_Exercise requirements_
Will you transcribe the entries that follow, exactly and in full?

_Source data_
>> Start
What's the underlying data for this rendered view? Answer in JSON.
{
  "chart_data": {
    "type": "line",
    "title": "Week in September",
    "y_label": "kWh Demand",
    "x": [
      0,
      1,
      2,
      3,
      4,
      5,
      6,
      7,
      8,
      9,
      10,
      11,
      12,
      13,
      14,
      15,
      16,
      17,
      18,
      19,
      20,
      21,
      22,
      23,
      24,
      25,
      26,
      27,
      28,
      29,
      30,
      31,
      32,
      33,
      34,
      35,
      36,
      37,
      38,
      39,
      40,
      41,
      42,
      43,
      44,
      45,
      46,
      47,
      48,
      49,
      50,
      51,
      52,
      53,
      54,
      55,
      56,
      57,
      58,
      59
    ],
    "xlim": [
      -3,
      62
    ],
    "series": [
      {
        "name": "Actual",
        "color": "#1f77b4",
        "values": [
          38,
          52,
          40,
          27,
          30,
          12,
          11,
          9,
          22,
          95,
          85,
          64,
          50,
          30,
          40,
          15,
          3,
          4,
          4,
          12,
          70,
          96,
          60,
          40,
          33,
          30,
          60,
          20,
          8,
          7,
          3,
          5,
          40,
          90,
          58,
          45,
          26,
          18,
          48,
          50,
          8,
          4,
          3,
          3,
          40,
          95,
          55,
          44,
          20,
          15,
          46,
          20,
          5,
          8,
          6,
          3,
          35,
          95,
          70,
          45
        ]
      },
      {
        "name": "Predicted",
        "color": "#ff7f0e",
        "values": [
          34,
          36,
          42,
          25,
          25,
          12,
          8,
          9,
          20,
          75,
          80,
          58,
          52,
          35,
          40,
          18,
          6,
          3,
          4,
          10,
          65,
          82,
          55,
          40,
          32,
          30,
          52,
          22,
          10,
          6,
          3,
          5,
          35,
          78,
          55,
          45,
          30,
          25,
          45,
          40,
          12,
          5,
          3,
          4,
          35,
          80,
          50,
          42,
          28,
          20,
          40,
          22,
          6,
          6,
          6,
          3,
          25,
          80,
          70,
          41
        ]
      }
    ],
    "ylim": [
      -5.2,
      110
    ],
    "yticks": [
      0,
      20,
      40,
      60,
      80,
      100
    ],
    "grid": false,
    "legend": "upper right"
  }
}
>> End
_Finished answer_
What's the underlying data for this rendered view? Answer in JSON.
{
  "chart_data": {
    "type": "line",
    "title": "Week in September",
    "y_label": "kWh Demand",
    "x": [
      0,
      1,
      2,
      3,
      4,
      5,
      6,
      7,
      8,
      9,
      10,
      11,
      12,
      13,
      14,
      15,
      16,
      17,
      18,
      19,
      20,
      21,
      22,
      23,
      24,
      25,
      26,
      27,
      28,
      29,
      30,
      31,
      32,
      33,
      34,
      35,
      36,
      37,
      38,
      39,
      40,
      41,
      42,
      43,
      44,
      45,
      46,
      47,
      48,
      49,
      50,
      51,
      52,
      53,
      54,
      55,
      56,
      57,
      58,
      59
    ],
    "xlim": [
      -3,
      62
    ],
    "series": [
      {
        "name": "Actual",
        "color": "#1f77b4",
        "values": [
          38,
          52,
          40,
          27,
          30,
          12,
          11,
          9,
          22,
          95,
          85,
          64,
          50,
          30,
          40,
          15,
          3,
          4,
          4,
          12,
          70,
          96,
          60,
          40,
          33,
          30,
          60,
          20,
          8,
          7,
          3,
          5,
          40,
          90,
          58,
          45,
          26,
          18,
          48,
          50,
          8,
          4,
          3,
          3,
          40,
          95,
          55,
          44,
          20,
          15,
          46,
          20,
          5,
          8,
          6,
          3,
          35,
          95,
          70,
          45
        ]
      },
      {
        "name": "Predicted",
        "color": "#ff7f0e",
        "values": [
          34,
          36,
          42,
          25,
          25,
          12,
          8,
          9,
          20,
          75,
          80,
          58,
          52,
          35,
          40,
          18,
          6,
          3,
          4,
          10,
          65,
          82,
          55,
          40,
          32,
          30,
          52,
          22,
          10,
          6,
          3,
          5,
          35,
          78,
          55,
          45,
          30,
          25,
          45,
          40,
          12,
          5,
          3,
          4,
          35,
          80,
          50,
          42,
          28,
          20,
          40,
          22,
          6,
          6,
          6,
          3,
          25,
          80,
          70,
          41
        ]
      }
    ],
    "ylim": [
      -5.2,
      110
    ],
    "yticks": [
      0,
      20,
      40,
      60,
      80,
      100
    ],
    "grid": false,
    "legend": "upper right"
  }
}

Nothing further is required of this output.